→ DO THIS
Pull every line containing "none" from the entries.

→ DATASET ROWS

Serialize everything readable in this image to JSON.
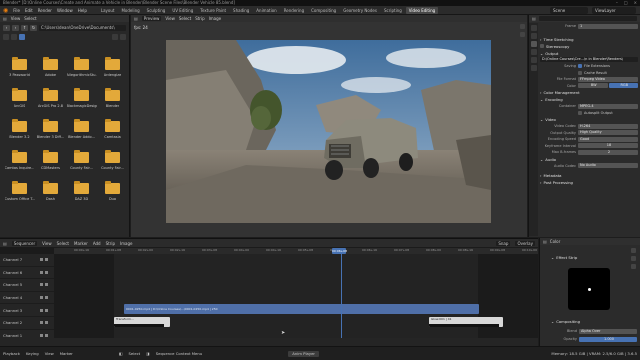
{
  "titlebar": {
    "text": "Blender* [D:\\Online Courses\\Create and Animate a Vehicle in Blender\\Blender Scene Files\\Blender Vehicle 85.blend]"
  },
  "menubar": {
    "menus": [
      "File",
      "Edit",
      "Render",
      "Window",
      "Help"
    ],
    "workspaces": [
      "Layout",
      "Modeling",
      "Sculpting",
      "UV Editing",
      "Texture Paint",
      "Shading",
      "Animation",
      "Rendering",
      "Compositing",
      "Geometry Nodes",
      "Scripting",
      "Video Editing"
    ],
    "active_workspace": "Video Editing",
    "scene": "Scene",
    "view_layer": "ViewLayer"
  },
  "file_browser": {
    "header_items": [
      "View",
      "Select"
    ],
    "path": "C:\\Users\\dean\\OneDrive\\Documents\\",
    "folders": [
      "3 Passworld",
      "Adobe",
      "AllegorithmicStu...",
      "Ardengize",
      "ArcGIS",
      "ArcGIS Pro 2.8",
      "BlackmagicDesign",
      "Blender",
      "Blender 3.2",
      "Blender 3 Diff...",
      "Blender Addo...",
      "Camtasia",
      "Camtas Inquire...",
      "CDMasters",
      "County Fair...",
      "County Fair...",
      "Custom Office T...",
      "Dash",
      "DAZ 3D",
      "Duo"
    ]
  },
  "preview": {
    "header_items": [
      "View",
      "Select",
      "Strip",
      "Image"
    ],
    "mode": "Preview",
    "fps": "fps: 24"
  },
  "properties": {
    "frame_label": "Frame",
    "frame_value": "1",
    "fields": {
      "time_stretching": "Time Stretching",
      "stereoscopy": "Stereoscopy",
      "output": "Output",
      "output_path": "D:\\Online Courses\\Cre...\\n in Blender\\Renders\\",
      "saving": "Saving",
      "file_extensions": "File Extensions",
      "cache_result": "Cache Result",
      "file_format_label": "File Format",
      "file_format": "FFmpeg Video",
      "color_label": "Color",
      "color_bw": "BW",
      "color_rgb": "RGB",
      "color_management": "Color Management",
      "encoding": "Encoding",
      "container_label": "Container",
      "container": "MPEG-4",
      "autosplit": "Autosplit Output",
      "video": "Video",
      "codec_label": "Video Codec",
      "codec": "H.264",
      "quality_label": "Output Quality",
      "quality": "High Quality",
      "speed_label": "Encoding Speed",
      "speed": "Good",
      "keyframe_label": "Keyframe Interval",
      "keyframe": "18",
      "bframes_label": "Max B-frames",
      "bframes": "2",
      "audio": "Audio",
      "audio_codec_label": "Audio Codec",
      "audio_codec": "No Audio",
      "metadata": "Metadata",
      "post_processing": "Post Processing"
    }
  },
  "sequencer": {
    "header_items": [
      "Sequencer",
      "View",
      "Select",
      "Marker",
      "Add",
      "Strip",
      "Image"
    ],
    "snap_label": "Snap",
    "overlay_label": "Overlay",
    "ruler_ticks": [
      "00:00+16",
      "00:01+08",
      "00:02+00",
      "00:02+16",
      "00:03+08",
      "00:04+00",
      "00:04+16",
      "00:05+08",
      "00:06+00",
      "00:06+16",
      "00:07+08",
      "00:08+00",
      "00:08+16",
      "00:09+08",
      "00:10+00"
    ],
    "playhead_time": "00:06+08",
    "channels": [
      "Channel 7",
      "Channel 6",
      "Channel 5",
      "Channel 4",
      "Channel 3",
      "Channel 2",
      "Channel 1"
    ],
    "strips": {
      "main": "0001-0250.mp4 | D:\\Online Courses\\...\\0001-0250.mp4 | 250",
      "small_left": "Transform...",
      "small_right": "Glow.001 | 41"
    }
  },
  "strip_props": {
    "tab": "Color",
    "effect_strip": "Effect Strip",
    "compositing": "Compositing",
    "blend_label": "Blend",
    "blend": "Alpha Over",
    "opacity_label": "Opacity",
    "opacity": "1.000"
  },
  "statusbar": {
    "items": [
      "Playback",
      "Keying",
      "View",
      "Marker"
    ],
    "hints": [
      "Select",
      "Sequence Context Menu"
    ],
    "center": "Anim Player",
    "stats": "Memory: 18.5 GiB | VRAM: 2.5/6.0 GiB | 3.6.5"
  },
  "colors": {
    "accent": "#4772b3",
    "strip_main": "#4f6fa8",
    "strip_effect": "#d8d8d8",
    "folder": "#e3a93a"
  }
}
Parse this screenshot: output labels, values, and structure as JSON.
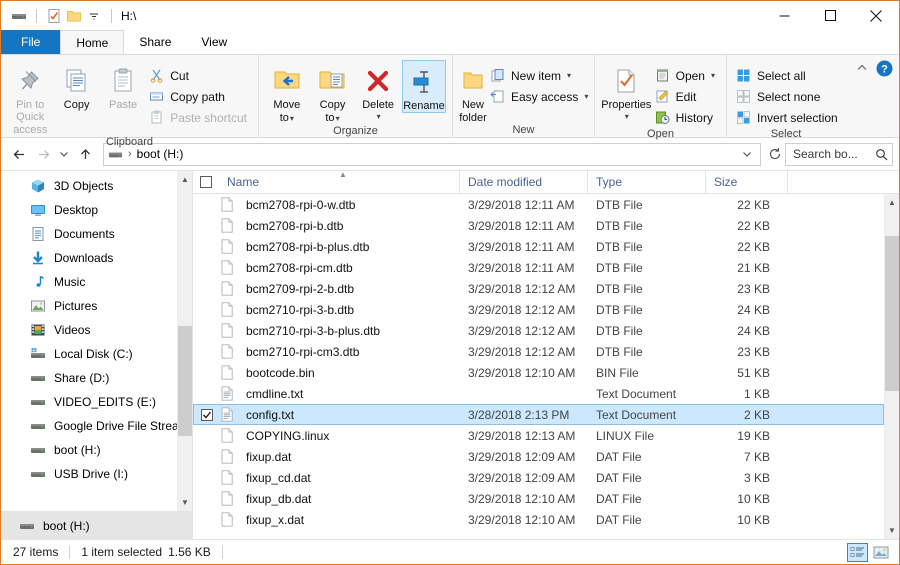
{
  "window": {
    "title_path": "H:\\",
    "quick_access_icons": [
      "drive-icon",
      "properties-icon",
      "new-folder-icon",
      "customize-qat-dropdown-icon"
    ],
    "controls": {
      "minimize": "minimize-icon",
      "maximize": "maximize-icon",
      "close": "close-icon"
    }
  },
  "tabs": [
    {
      "label": "File",
      "id": "file"
    },
    {
      "label": "Home",
      "id": "home"
    },
    {
      "label": "Share",
      "id": "share"
    },
    {
      "label": "View",
      "id": "view"
    }
  ],
  "active_tab": "Home",
  "ribbon": {
    "groups": [
      {
        "label": "Clipboard",
        "big": [
          {
            "label": "Pin to Quick\naccess",
            "line1": "Pin to Quick",
            "line2": "access",
            "icon": "pin-icon",
            "disabled": true
          },
          {
            "label": "Copy",
            "line1": "Copy",
            "line2": "",
            "icon": "copy-icon",
            "disabled": false
          },
          {
            "label": "Paste",
            "line1": "Paste",
            "line2": "",
            "icon": "paste-icon",
            "disabled": true
          }
        ],
        "small": [
          {
            "label": "Cut",
            "icon": "scissors-icon",
            "disabled": false,
            "caret": false
          },
          {
            "label": "Copy path",
            "icon": "copy-path-icon",
            "disabled": false,
            "caret": false
          },
          {
            "label": "Paste shortcut",
            "icon": "paste-shortcut-icon",
            "disabled": true,
            "caret": false
          }
        ]
      },
      {
        "label": "Organize",
        "big": [
          {
            "line1": "Move",
            "line2": "to",
            "icon": "move-to-icon",
            "caret": true,
            "disabled": false
          },
          {
            "line1": "Copy",
            "line2": "to",
            "icon": "copy-to-icon",
            "caret": true,
            "disabled": false
          },
          {
            "line1": "Delete",
            "line2": "",
            "icon": "delete-icon",
            "caret": true,
            "disabled": false
          },
          {
            "line1": "Rename",
            "line2": "",
            "icon": "rename-icon",
            "caret": false,
            "disabled": false,
            "selected": true
          }
        ],
        "small": []
      },
      {
        "label": "New",
        "big": [
          {
            "line1": "New",
            "line2": "folder",
            "icon": "new-folder-icon",
            "disabled": false
          }
        ],
        "small": [
          {
            "label": "New item",
            "icon": "new-item-icon",
            "disabled": false,
            "caret": true
          },
          {
            "label": "Easy access",
            "icon": "easy-access-icon",
            "disabled": false,
            "caret": true
          }
        ]
      },
      {
        "label": "Open",
        "big": [
          {
            "line1": "Properties",
            "line2": "",
            "icon": "properties-icon",
            "caret": true,
            "disabled": false
          }
        ],
        "small": [
          {
            "label": "Open",
            "icon": "open-icon",
            "disabled": false,
            "caret": true
          },
          {
            "label": "Edit",
            "icon": "edit-icon",
            "disabled": false,
            "caret": false
          },
          {
            "label": "History",
            "icon": "history-icon",
            "disabled": false,
            "caret": false
          }
        ]
      },
      {
        "label": "Select",
        "big": [],
        "small": [
          {
            "label": "Select all",
            "icon": "select-all-icon",
            "disabled": false,
            "caret": false
          },
          {
            "label": "Select none",
            "icon": "select-none-icon",
            "disabled": false,
            "caret": false
          },
          {
            "label": "Invert selection",
            "icon": "invert-selection-icon",
            "disabled": false,
            "caret": false
          }
        ]
      }
    ],
    "collapse_icon": "chevron-up-icon",
    "help_icon": "help-icon"
  },
  "address": {
    "back_icon": "arrow-left-icon",
    "forward_icon": "arrow-right-icon",
    "recent_icon": "chevron-down-icon",
    "up_icon": "arrow-up-icon",
    "crumb_icon": "drive-icon",
    "crumb_sep": "›",
    "crumb_text": "boot (H:)",
    "dropdown_icon": "chevron-down-icon",
    "refresh_icon": "refresh-icon",
    "search_placeholder": "Search bo...",
    "search_value": "",
    "search_icon": "search-icon"
  },
  "navpane": {
    "items": [
      {
        "label": "3D Objects",
        "icon": "3d-objects-icon"
      },
      {
        "label": "Desktop",
        "icon": "desktop-icon"
      },
      {
        "label": "Documents",
        "icon": "documents-icon"
      },
      {
        "label": "Downloads",
        "icon": "downloads-icon"
      },
      {
        "label": "Music",
        "icon": "music-icon"
      },
      {
        "label": "Pictures",
        "icon": "pictures-icon"
      },
      {
        "label": "Videos",
        "icon": "videos-icon"
      },
      {
        "label": "Local Disk (C:)",
        "icon": "local-disk-icon"
      },
      {
        "label": "Share (D:)",
        "icon": "drive-icon"
      },
      {
        "label": "VIDEO_EDITS (E:)",
        "icon": "drive-icon"
      },
      {
        "label": "Google Drive File Stream (",
        "icon": "drive-icon"
      },
      {
        "label": "boot (H:)",
        "icon": "drive-icon"
      },
      {
        "label": "USB Drive (I:)",
        "icon": "drive-icon"
      }
    ],
    "bottom_item": {
      "label": "boot (H:)",
      "icon": "drive-icon"
    }
  },
  "columns": [
    {
      "label": "Name",
      "sorted": true
    },
    {
      "label": "Date modified",
      "sorted": false
    },
    {
      "label": "Type",
      "sorted": false
    },
    {
      "label": "Size",
      "sorted": false
    }
  ],
  "files": [
    {
      "name": "bcm2708-rpi-0-w.dtb",
      "date": "3/29/2018 12:11 AM",
      "type": "DTB File",
      "size": "22 KB",
      "icon": "file-icon",
      "selected": false
    },
    {
      "name": "bcm2708-rpi-b.dtb",
      "date": "3/29/2018 12:11 AM",
      "type": "DTB File",
      "size": "22 KB",
      "icon": "file-icon",
      "selected": false
    },
    {
      "name": "bcm2708-rpi-b-plus.dtb",
      "date": "3/29/2018 12:11 AM",
      "type": "DTB File",
      "size": "22 KB",
      "icon": "file-icon",
      "selected": false
    },
    {
      "name": "bcm2708-rpi-cm.dtb",
      "date": "3/29/2018 12:11 AM",
      "type": "DTB File",
      "size": "21 KB",
      "icon": "file-icon",
      "selected": false
    },
    {
      "name": "bcm2709-rpi-2-b.dtb",
      "date": "3/29/2018 12:12 AM",
      "type": "DTB File",
      "size": "23 KB",
      "icon": "file-icon",
      "selected": false
    },
    {
      "name": "bcm2710-rpi-3-b.dtb",
      "date": "3/29/2018 12:12 AM",
      "type": "DTB File",
      "size": "24 KB",
      "icon": "file-icon",
      "selected": false
    },
    {
      "name": "bcm2710-rpi-3-b-plus.dtb",
      "date": "3/29/2018 12:12 AM",
      "type": "DTB File",
      "size": "24 KB",
      "icon": "file-icon",
      "selected": false
    },
    {
      "name": "bcm2710-rpi-cm3.dtb",
      "date": "3/29/2018 12:12 AM",
      "type": "DTB File",
      "size": "23 KB",
      "icon": "file-icon",
      "selected": false
    },
    {
      "name": "bootcode.bin",
      "date": "3/29/2018 12:10 AM",
      "type": "BIN File",
      "size": "51 KB",
      "icon": "file-icon",
      "selected": false
    },
    {
      "name": "cmdline.txt",
      "date": "",
      "type": "Text Document",
      "size": "1 KB",
      "icon": "text-file-icon",
      "selected": false
    },
    {
      "name": "config.txt",
      "date": "3/28/2018 2:13 PM",
      "type": "Text Document",
      "size": "2 KB",
      "icon": "text-file-icon",
      "selected": true
    },
    {
      "name": "COPYING.linux",
      "date": "3/29/2018 12:13 AM",
      "type": "LINUX File",
      "size": "19 KB",
      "icon": "file-icon",
      "selected": false
    },
    {
      "name": "fixup.dat",
      "date": "3/29/2018 12:09 AM",
      "type": "DAT File",
      "size": "7 KB",
      "icon": "file-icon",
      "selected": false
    },
    {
      "name": "fixup_cd.dat",
      "date": "3/29/2018 12:09 AM",
      "type": "DAT File",
      "size": "3 KB",
      "icon": "file-icon",
      "selected": false
    },
    {
      "name": "fixup_db.dat",
      "date": "3/29/2018 12:10 AM",
      "type": "DAT File",
      "size": "10 KB",
      "icon": "file-icon",
      "selected": false
    },
    {
      "name": "fixup_x.dat",
      "date": "3/29/2018 12:10 AM",
      "type": "DAT File",
      "size": "10 KB",
      "icon": "file-icon",
      "selected": false
    }
  ],
  "statusbar": {
    "item_count": "27 items",
    "selection": "1 item selected",
    "selection_size": "1.56 KB",
    "details_view_icon": "details-view-icon",
    "large_icons_view_icon": "large-icons-view-icon"
  },
  "colors": {
    "accent": "#1675c0",
    "selection": "#cce8ff",
    "window_border": "#e07b28",
    "header_text": "#46648e"
  }
}
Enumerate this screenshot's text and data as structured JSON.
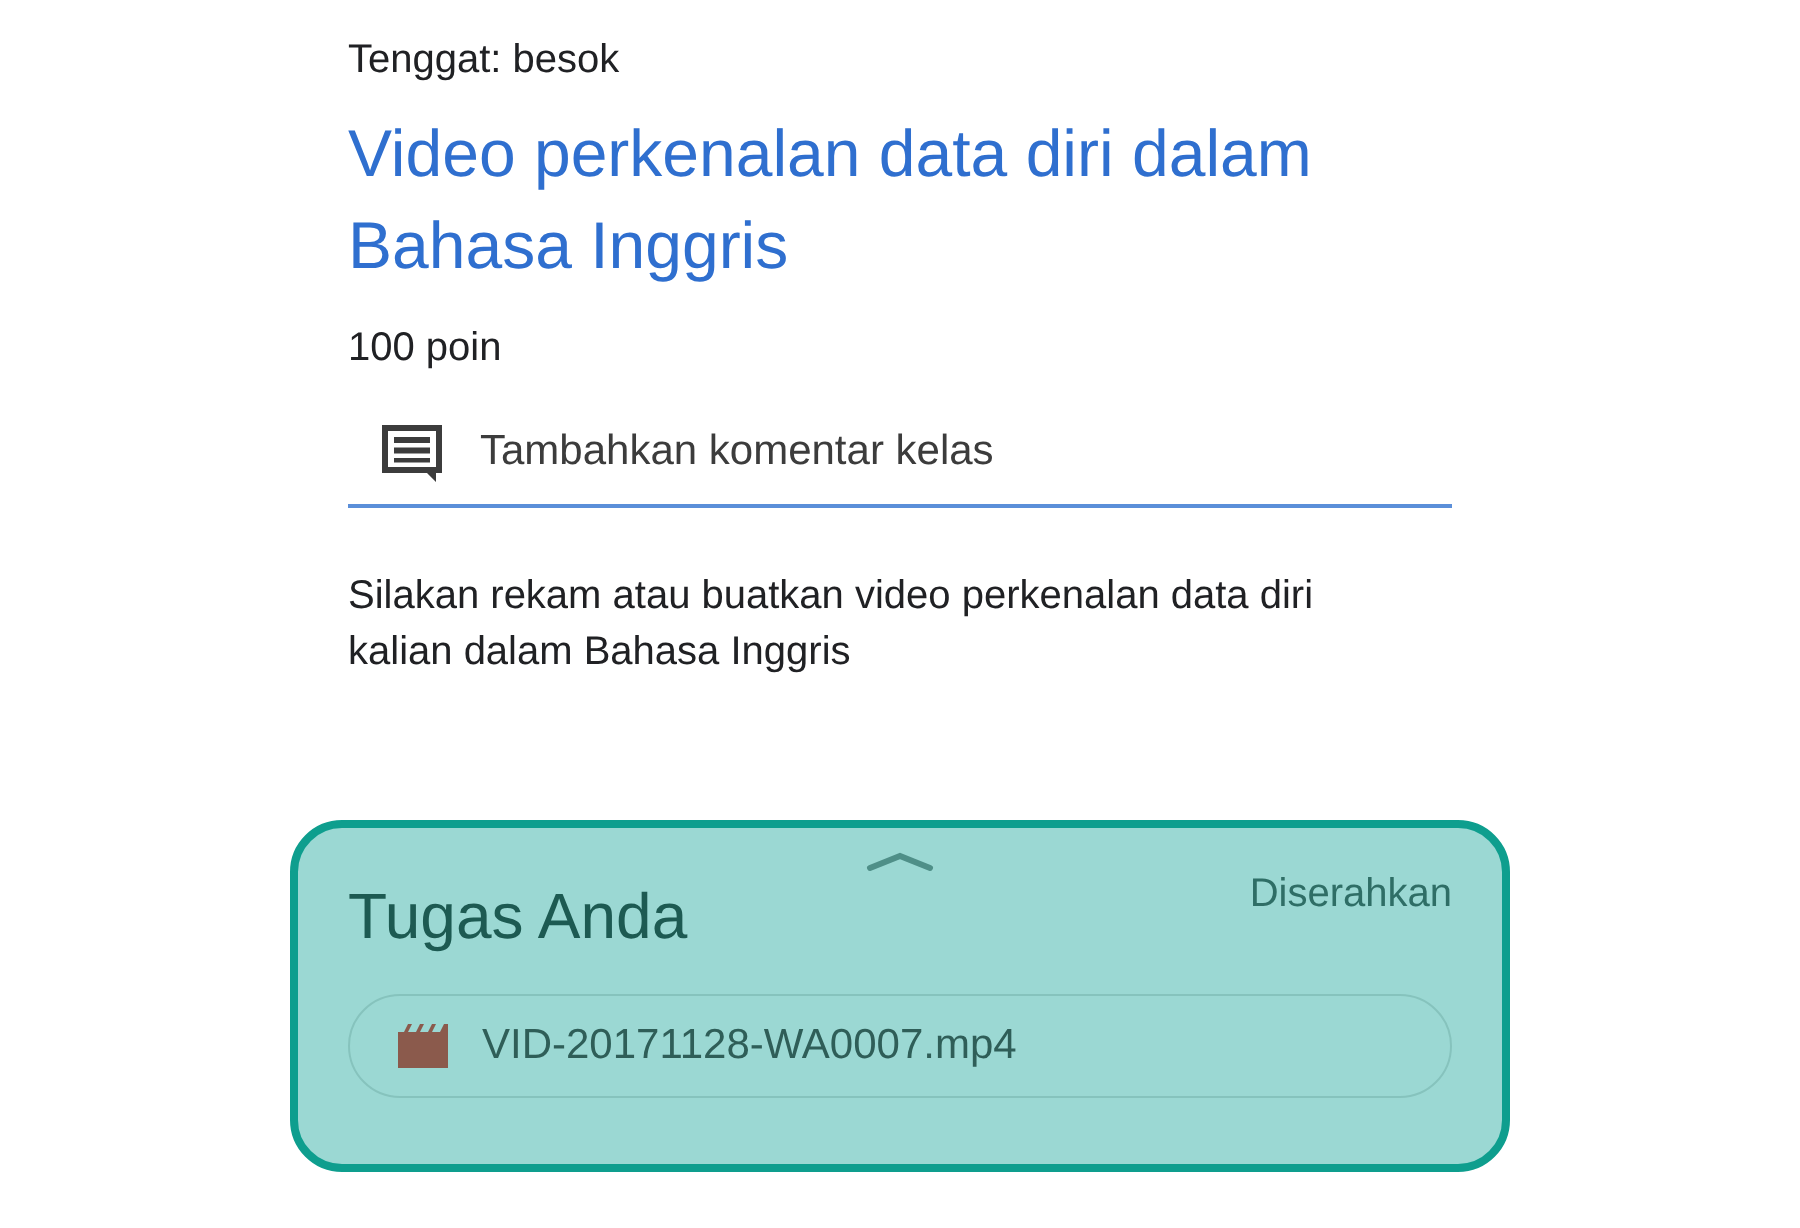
{
  "deadline": "Tenggat: besok",
  "title": "Video perkenalan data diri dalam Bahasa Inggris",
  "points": "100 poin",
  "comment_field": {
    "placeholder": "Tambahkan komentar kelas"
  },
  "description": "Silakan rekam atau buatkan video perkenalan data diri kalian dalam Bahasa Inggris",
  "work_panel": {
    "title": "Tugas Anda",
    "status": "Diserahkan",
    "attachments": [
      {
        "name": "VID-20171128-WA0007.mp4",
        "kind": "video"
      }
    ]
  }
}
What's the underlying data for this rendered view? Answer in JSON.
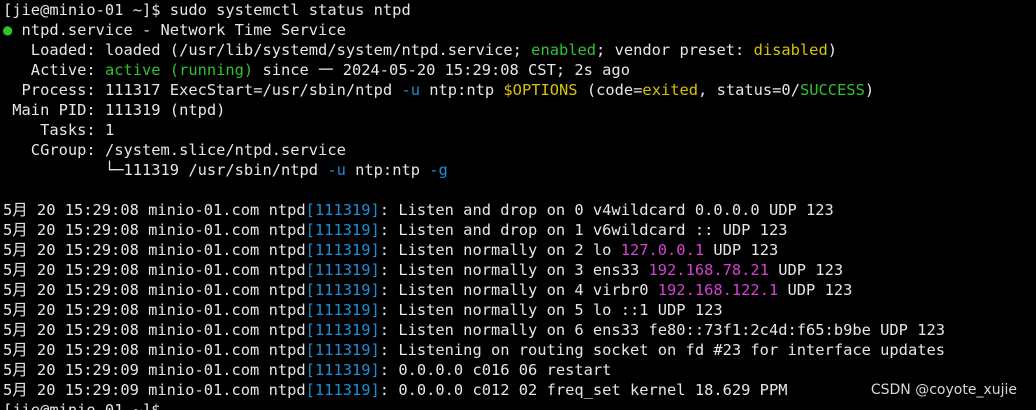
{
  "colors": {
    "background": "#000000",
    "text": "#e6e6e6",
    "green": "#2fc22f",
    "yellow": "#d6c400",
    "blue": "#1a8fd8",
    "magenta": "#d440d4"
  },
  "prompt": {
    "prefix": "[jie@minio-01 ~]$ ",
    "command": "sudo systemctl status ntpd"
  },
  "status": {
    "dot": "●",
    "unit": " ntpd.service - Network Time Service",
    "loaded_label": "   Loaded: ",
    "loaded_pre": "loaded (/usr/lib/systemd/system/ntpd.service; ",
    "loaded_enabled": "enabled",
    "loaded_mid": "; vendor preset: ",
    "loaded_disabled": "disabled",
    "loaded_post": ")",
    "active_label": "   Active: ",
    "active_state": "active (running)",
    "active_post": " since 一 2024-05-20 15:29:08 CST; 2s ago",
    "process_label": "  Process: ",
    "process_pre": "111317 ExecStart=/usr/sbin/ntpd ",
    "process_flag": "-u",
    "process_mid": " ntp:ntp ",
    "process_var": "$OPTIONS",
    "process_code_pre": " (code=",
    "process_code": "exited",
    "process_status_pre": ", status=0/",
    "process_status": "SUCCESS",
    "process_post": ")",
    "mainpid_label": " Main PID: ",
    "mainpid_value": "111319 (ntpd)",
    "tasks_label": "    Tasks: ",
    "tasks_value": "1",
    "cgroup_label": "   CGroup: ",
    "cgroup_value": "/system.slice/ntpd.service",
    "cgroup_tree_pre": "           └─111319 /usr/sbin/ntpd ",
    "cgroup_tree_flag1": "-u",
    "cgroup_tree_mid": " ntp:ntp ",
    "cgroup_tree_flag2": "-g"
  },
  "logs": [
    {
      "prefix": "5月 20 15:29:08 minio-01.com ntpd",
      "pid": "[111319]",
      "msg_pre": ": Listen and drop on 0 v4wildcard 0.0.0.0 UDP 123",
      "ip": "",
      "msg_post": ""
    },
    {
      "prefix": "5月 20 15:29:08 minio-01.com ntpd",
      "pid": "[111319]",
      "msg_pre": ": Listen and drop on 1 v6wildcard :: UDP 123",
      "ip": "",
      "msg_post": ""
    },
    {
      "prefix": "5月 20 15:29:08 minio-01.com ntpd",
      "pid": "[111319]",
      "msg_pre": ": Listen normally on 2 lo ",
      "ip": "127.0.0.1",
      "msg_post": " UDP 123"
    },
    {
      "prefix": "5月 20 15:29:08 minio-01.com ntpd",
      "pid": "[111319]",
      "msg_pre": ": Listen normally on 3 ens33 ",
      "ip": "192.168.78.21",
      "msg_post": " UDP 123"
    },
    {
      "prefix": "5月 20 15:29:08 minio-01.com ntpd",
      "pid": "[111319]",
      "msg_pre": ": Listen normally on 4 virbr0 ",
      "ip": "192.168.122.1",
      "msg_post": " UDP 123"
    },
    {
      "prefix": "5月 20 15:29:08 minio-01.com ntpd",
      "pid": "[111319]",
      "msg_pre": ": Listen normally on 5 lo ::1 UDP 123",
      "ip": "",
      "msg_post": ""
    },
    {
      "prefix": "5月 20 15:29:08 minio-01.com ntpd",
      "pid": "[111319]",
      "msg_pre": ": Listen normally on 6 ens33 fe80::73f1:2c4d:f65:b9be UDP 123",
      "ip": "",
      "msg_post": ""
    },
    {
      "prefix": "5月 20 15:29:08 minio-01.com ntpd",
      "pid": "[111319]",
      "msg_pre": ": Listening on routing socket on fd #23 for interface updates",
      "ip": "",
      "msg_post": ""
    },
    {
      "prefix": "5月 20 15:29:09 minio-01.com ntpd",
      "pid": "[111319]",
      "msg_pre": ": 0.0.0.0 c016 06 restart",
      "ip": "",
      "msg_post": ""
    },
    {
      "prefix": "5月 20 15:29:09 minio-01.com ntpd",
      "pid": "[111319]",
      "msg_pre": ": 0.0.0.0 c012 02 freq_set kernel 18.629 PPM",
      "ip": "",
      "msg_post": ""
    }
  ],
  "watermark": "CSDN @coyote_xujie"
}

→ WORKED SOLUTION
            "label": "Select none",
            "icon": "select-none-icon",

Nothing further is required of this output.